## START Task material

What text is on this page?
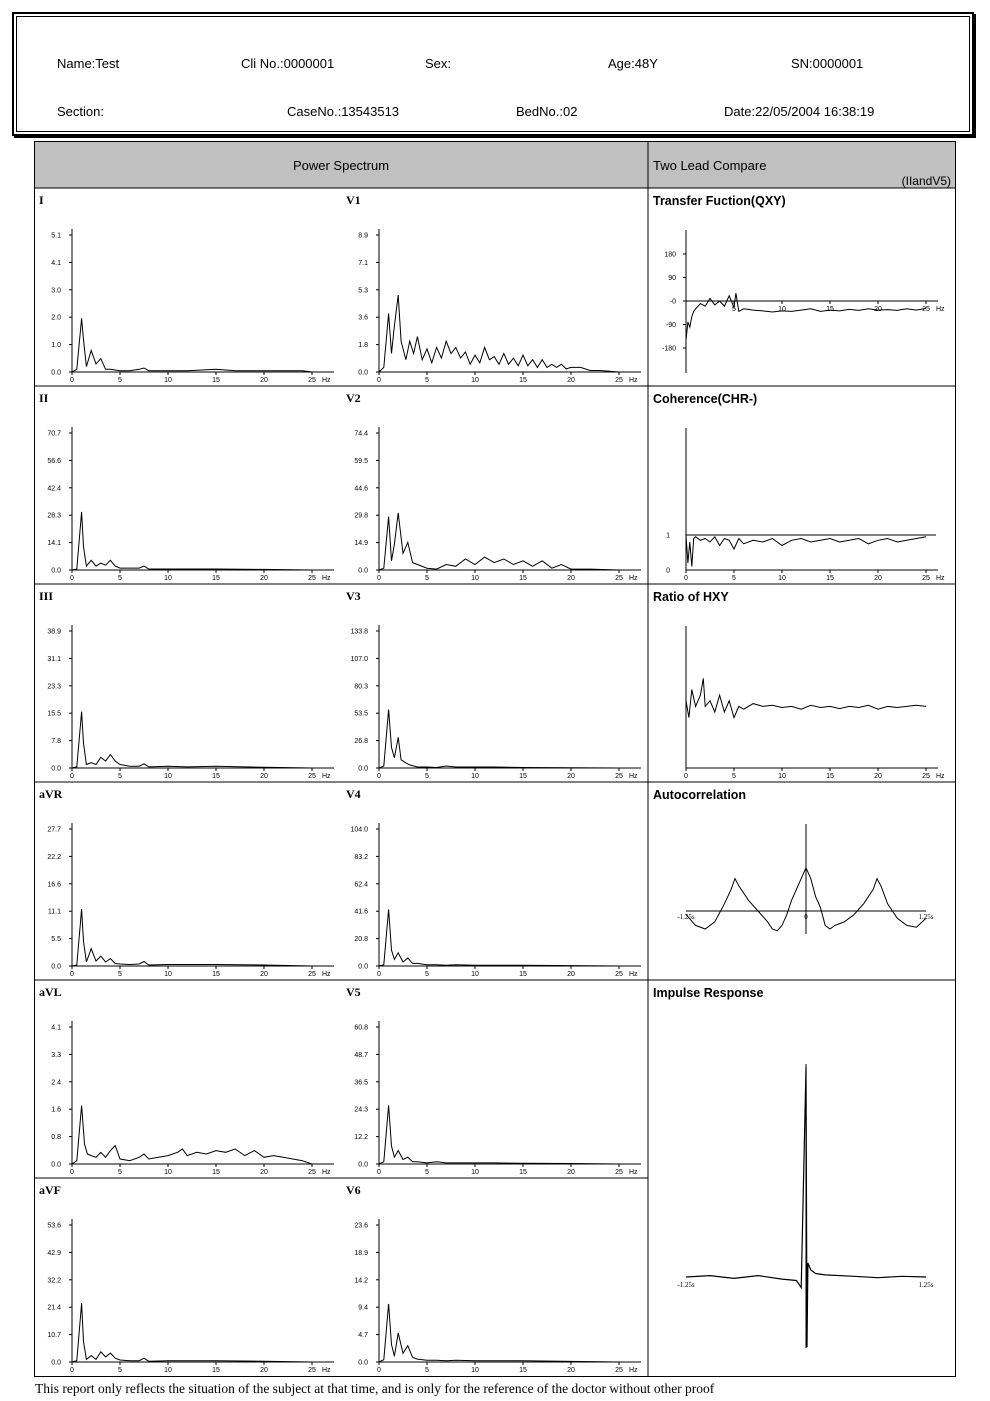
Name:Test	Cli No.:0000001	Sex:	Age:48Y	SN:0000001
Section:	CaseNo.:13543513	BedNo.:02	Date:22/05/2004 16:38:19
Power Spectrum	Two Lead Compare
(IIandV5)
I
0.0
1.0
2.0
3.0
4.1
5.1
0	5	10	15	20	25 Hz
V1
0.0
1.8
3.6
5.3
7.1
8.9
0	5	10	15	20	25 Hz
II
0.0
14.1
28.3
42.4
56.6
70.7
0	5	10	15	20	25 Hz
V2
0.0
14.9
29.8
44.6
59.5
74.4
0	5	10	15	20	25 Hz
III
0.0
7.8
15.5
23.3
31.1
38.9
0	5	10	15	20	25 Hz
V3
0.0
26.8
53.5
80.3
107.0
133.8
0	5	10	15	20	25 Hz
aVR
0.0
5.5
11.1
16.6
22.2
27.7
0	5	10	15	20	25 Hz
V4
0.0
20.8
41.6
62.4
83.2
104.0
0	5	10	15	20	25 Hz
aVL
0.0
0.8
1.6
2.4
3.3
4.1
0	5	10	15	20	25 Hz
V5
0.0
12.2
24.3
36.5
48.7
60.8
0	5	10	15	20	25 Hz
aVF
0.0
10.7
21.4
32.2
42.9
53.6
0	5	10	15	20	25 Hz
V6
0.0
4.7
9.4
14.2
18.9
23.6
0	5	10	15	20	25 Hz
Transfer Fuction(QXY)
180
90
-0
-90
-180
5	10	15	20	25 Hz
Coherence(CHR-)
0
1
0	5	10	15	20	25 Hz
Ratio of HXY
0	5	10	15	20	25 Hz
Autocorrelation
-1.25s	0	1.25s
Impulse Response
-1.25s	1.25s
This report only reflects the situation of the subject at that time, and is only for the reference of the doctor without other proof
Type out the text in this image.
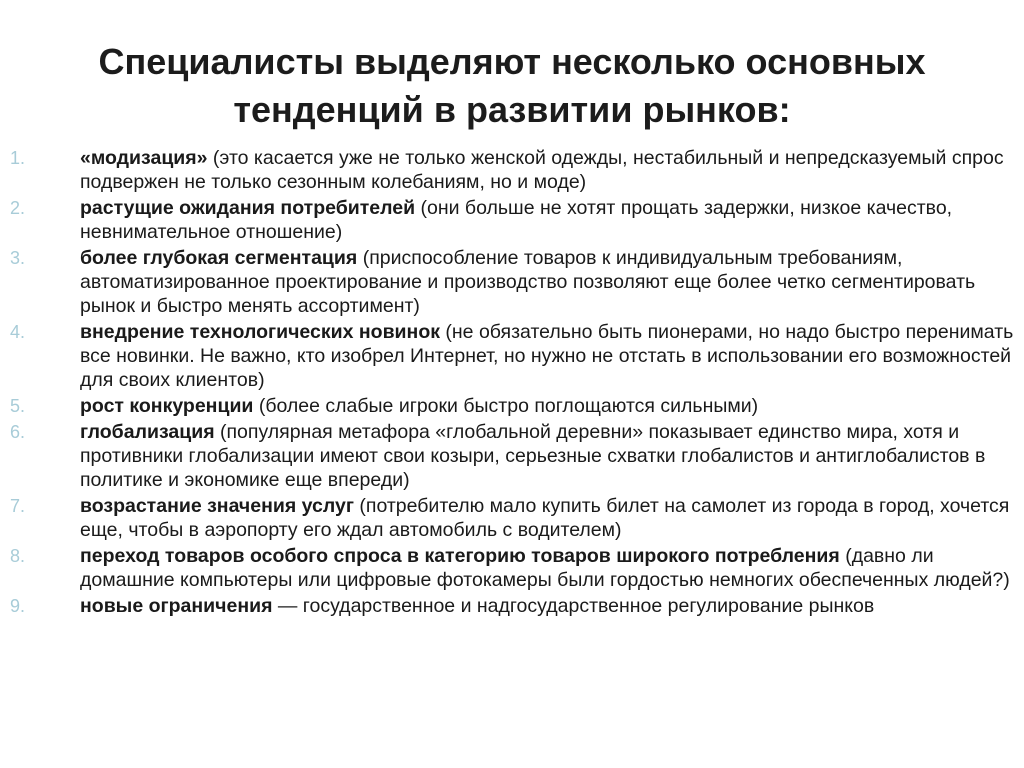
Специалисты выделяют несколько основных
тенденций в развитии рынков:
1.	«модизация» (это касается уже не только женской одежды, нестабильный и непредсказуемый спрос подвержен не только сезонным колебаниям, но и моде)
2.	растущие ожидания потребителей (они больше не хотят прощать задержки, низкое качество, невнимательное отношение)
3.	более глубокая сегментация (приспособление товаров к индивидуальным требованиям, автоматизированное проектирование и производство позволяют еще более четко сегментировать рынок и быстро менять ассортимент)
4.	внедрение технологических новинок (не обязательно быть пионерами, но надо быстро перенимать все новинки. Не важно, кто изобрел Интернет, но нужно не отстать в использовании его возможностей для своих клиентов)
5.	рост конкуренции (более слабые игроки быстро поглощаются сильными)
6.	глобализация (популярная метафора «глобальной деревни» показывает единство мира, хотя и противники глобализации имеют свои козыри, серьезные схватки глобалистов и антиглобалистов в политике и экономике еще впереди)
7.	возрастание значения услуг (потребителю мало купить билет на самолет из города в город, хочется еще, чтобы в аэропорту его ждал автомобиль с водителем)
8.	переход товаров особого спроса в категорию товаров широкого потребления (давно ли домашние компьютеры или цифровые фотокамеры были гордостью немногих обеспеченных людей?)
9.	новые ограничения — государственное и надгосударственное регулирование рынков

## END Task material

Repeat the material above in full and exactly, omitting the pictures.

What text is on this page?
Name:Test	Cli No.:0000001	Sex:	Age:48Y	SN:0000001
Section:	CaseNo.:13543513	BedNo.:02	Date:22/05/2004 16:38:19
Power Spectrum	Two Lead Compare
(IIandV5)
I
0.0
1.0
2.0
3.0
4.1
5.1
0	5	10	15	20	25 Hz
V1
0.0
1.8
3.6
5.3
7.1
8.9
0	5	10	15	20	25 Hz
II
0.0
14.1
28.3
42.4
56.6
70.7
0	5	10	15	20	25 Hz
V2
0.0
14.9
29.8
44.6
59.5
74.4
0	5	10	15	20	25 Hz
III
0.0
7.8
15.5
23.3
31.1
38.9
0	5	10	15	20	25 Hz
V3
0.0
26.8
53.5
80.3
107.0
133.8
0	5	10	15	20	25 Hz
aVR
0.0
5.5
11.1
16.6
22.2
27.7
0	5	10	15	20	25 Hz
V4
0.0
20.8
41.6
62.4
83.2
104.0
0	5	10	15	20	25 Hz
aVL
0.0
0.8
1.6
2.4
3.3
4.1
0	5	10	15	20	25 Hz
V5
0.0
12.2
24.3
36.5
48.7
60.8
0	5	10	15	20	25 Hz
aVF
0.0
10.7
21.4
32.2
42.9
53.6
0	5	10	15	20	25 Hz
V6
0.0
4.7
9.4
14.2
18.9
23.6
0	5	10	15	20	25 Hz
Transfer Fuction(QXY)
180
90
-0
-90
-180
5	10	15	20	25 Hz
Coherence(CHR-)
0
1
0	5	10	15	20	25 Hz
Ratio of HXY
0	5	10	15	20	25 Hz
Autocorrelation
-1.25s	0	1.25s
Impulse Response
-1.25s	1.25s
This report only reflects the situation of the subject at that time, and is only for the reference of the doctor without other proof
Type out the text in this image.
Специалисты выделяют несколько основных
тенденций в развитии рынков:
1.	«модизация» (это касается уже не только женской одежды, нестабильный и непредсказуемый спрос подвержен не только сезонным колебаниям, но и моде)
2.	растущие ожидания потребителей (они больше не хотят прощать задержки, низкое качество, невнимательное отношение)
3.	более глубокая сегментация (приспособление товаров к индивидуальным требованиям, автоматизированное проектирование и производство позволяют еще более четко сегментировать рынок и быстро менять ассортимент)
4.	внедрение технологических новинок (не обязательно быть пионерами, но надо быстро перенимать все новинки. Не важно, кто изобрел Интернет, но нужно не отстать в использовании его возможностей для своих клиентов)
5.	рост конкуренции (более слабые игроки быстро поглощаются сильными)
6.	глобализация (популярная метафора «глобальной деревни» показывает единство мира, хотя и противники глобализации имеют свои козыри, серьезные схватки глобалистов и антиглобалистов в политике и экономике еще впереди)
7.	возрастание значения услуг (потребителю мало купить билет на самолет из города в город, хочется еще, чтобы в аэропорту его ждал автомобиль с водителем)
8.	переход товаров особого спроса в категорию товаров широкого потребления (давно ли домашние компьютеры или цифровые фотокамеры были гордостью немногих обеспеченных людей?)
9.	новые ограничения — государственное и надгосударственное регулирование рынков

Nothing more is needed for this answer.